_Records_:
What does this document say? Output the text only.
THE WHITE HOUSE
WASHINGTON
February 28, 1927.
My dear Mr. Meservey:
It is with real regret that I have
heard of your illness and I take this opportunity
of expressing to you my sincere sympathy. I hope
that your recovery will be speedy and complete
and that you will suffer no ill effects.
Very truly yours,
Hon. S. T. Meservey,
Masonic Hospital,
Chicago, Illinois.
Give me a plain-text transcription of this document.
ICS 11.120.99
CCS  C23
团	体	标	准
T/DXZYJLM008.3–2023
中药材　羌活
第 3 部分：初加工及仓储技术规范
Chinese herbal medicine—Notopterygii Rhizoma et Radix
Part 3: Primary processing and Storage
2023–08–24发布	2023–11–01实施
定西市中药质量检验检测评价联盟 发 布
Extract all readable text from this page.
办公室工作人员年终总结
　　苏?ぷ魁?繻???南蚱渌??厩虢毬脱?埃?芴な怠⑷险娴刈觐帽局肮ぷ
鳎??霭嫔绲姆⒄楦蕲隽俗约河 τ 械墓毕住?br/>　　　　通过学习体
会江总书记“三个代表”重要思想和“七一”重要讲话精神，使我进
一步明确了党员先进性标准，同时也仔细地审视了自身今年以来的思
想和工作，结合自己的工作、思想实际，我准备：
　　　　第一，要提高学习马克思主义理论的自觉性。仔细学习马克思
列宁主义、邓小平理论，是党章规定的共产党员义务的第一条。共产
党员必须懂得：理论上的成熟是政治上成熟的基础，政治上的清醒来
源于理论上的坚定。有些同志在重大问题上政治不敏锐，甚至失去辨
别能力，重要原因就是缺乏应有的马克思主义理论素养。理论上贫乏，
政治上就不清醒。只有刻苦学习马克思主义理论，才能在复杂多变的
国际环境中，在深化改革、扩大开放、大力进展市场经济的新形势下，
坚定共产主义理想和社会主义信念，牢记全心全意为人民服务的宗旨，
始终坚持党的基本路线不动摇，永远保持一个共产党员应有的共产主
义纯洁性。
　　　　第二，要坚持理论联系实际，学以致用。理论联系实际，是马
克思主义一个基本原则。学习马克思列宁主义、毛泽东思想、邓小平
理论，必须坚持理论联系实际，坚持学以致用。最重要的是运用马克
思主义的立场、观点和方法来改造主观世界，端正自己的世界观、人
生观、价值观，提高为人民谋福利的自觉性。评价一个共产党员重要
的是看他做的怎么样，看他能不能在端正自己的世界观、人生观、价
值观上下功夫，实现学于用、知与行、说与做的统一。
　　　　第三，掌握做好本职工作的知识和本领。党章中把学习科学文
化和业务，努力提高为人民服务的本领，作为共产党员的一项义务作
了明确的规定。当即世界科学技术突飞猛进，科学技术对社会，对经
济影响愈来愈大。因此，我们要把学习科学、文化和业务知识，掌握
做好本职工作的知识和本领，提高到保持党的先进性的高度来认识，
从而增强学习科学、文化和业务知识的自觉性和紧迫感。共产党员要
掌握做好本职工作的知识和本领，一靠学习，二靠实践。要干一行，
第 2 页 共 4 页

_Stated exercise_: Extract the complete listing verbatim.

_Response below_:
What does this document say? Output the text only.
THE WHITE HOUSE
WASHINGTON
February 28, 1927.
My dear Mr. Meservey:
It is with real regret that I have
heard of your illness and I take this opportunity
of expressing to you my sincere sympathy. I hope
that your recovery will be speedy and complete
and that you will suffer no ill effects.
Very truly yours,
Hon. S. T. Meservey,
Masonic Hospital,
Chicago, Illinois.
Give me a plain-text transcription of this document.
ICS 11.120.99
CCS  C23
团	体	标	准
T/DXZYJLM008.3–2023
中药材　羌活
第 3 部分：初加工及仓储技术规范
Chinese herbal medicine—Notopterygii Rhizoma et Radix
Part 3: Primary processing and Storage
2023–08–24发布	2023–11–01实施
定西市中药质量检验检测评价联盟 发 布
Extract all readable text from this page.
办公室工作人员年终总结
　　苏?ぷ魁?繻???南蚱渌??厩虢毬脱?埃?芴な怠⑷险娴刈觐帽局肮ぷ
鳎??霭嫔绲姆⒄楦蕲隽俗约河 τ 械墓毕住?br/>　　　　通过学习体
会江总书记“三个代表”重要思想和“七一”重要讲话精神，使我进
一步明确了党员先进性标准，同时也仔细地审视了自身今年以来的思
想和工作，结合自己的工作、思想实际，我准备：
　　　　第一，要提高学习马克思主义理论的自觉性。仔细学习马克思
列宁主义、邓小平理论，是党章规定的共产党员义务的第一条。共产
党员必须懂得：理论上的成熟是政治上成熟的基础，政治上的清醒来
源于理论上的坚定。有些同志在重大问题上政治不敏锐，甚至失去辨
别能力，重要原因就是缺乏应有的马克思主义理论素养。理论上贫乏，
政治上就不清醒。只有刻苦学习马克思主义理论，才能在复杂多变的
国际环境中，在深化改革、扩大开放、大力进展市场经济的新形势下，
坚定共产主义理想和社会主义信念，牢记全心全意为人民服务的宗旨，
始终坚持党的基本路线不动摇，永远保持一个共产党员应有的共产主
义纯洁性。
　　　　第二，要坚持理论联系实际，学以致用。理论联系实际，是马
克思主义一个基本原则。学习马克思列宁主义、毛泽东思想、邓小平
理论，必须坚持理论联系实际，坚持学以致用。最重要的是运用马克
思主义的立场、观点和方法来改造主观世界，端正自己的世界观、人
生观、价值观，提高为人民谋福利的自觉性。评价一个共产党员重要
的是看他做的怎么样，看他能不能在端正自己的世界观、人生观、价
值观上下功夫，实现学于用、知与行、说与做的统一。
　　　　第三，掌握做好本职工作的知识和本领。党章中把学习科学文
化和业务，努力提高为人民服务的本领，作为共产党员的一项义务作
了明确的规定。当即世界科学技术突飞猛进，科学技术对社会，对经
济影响愈来愈大。因此，我们要把学习科学、文化和业务知识，掌握
做好本职工作的知识和本领，提高到保持党的先进性的高度来认识，
从而增强学习科学、文化和业务知识的自觉性和紧迫感。共产党员要
掌握做好本职工作的知识和本领，一靠学习，二靠实践。要干一行，
第 2 页 共 4 页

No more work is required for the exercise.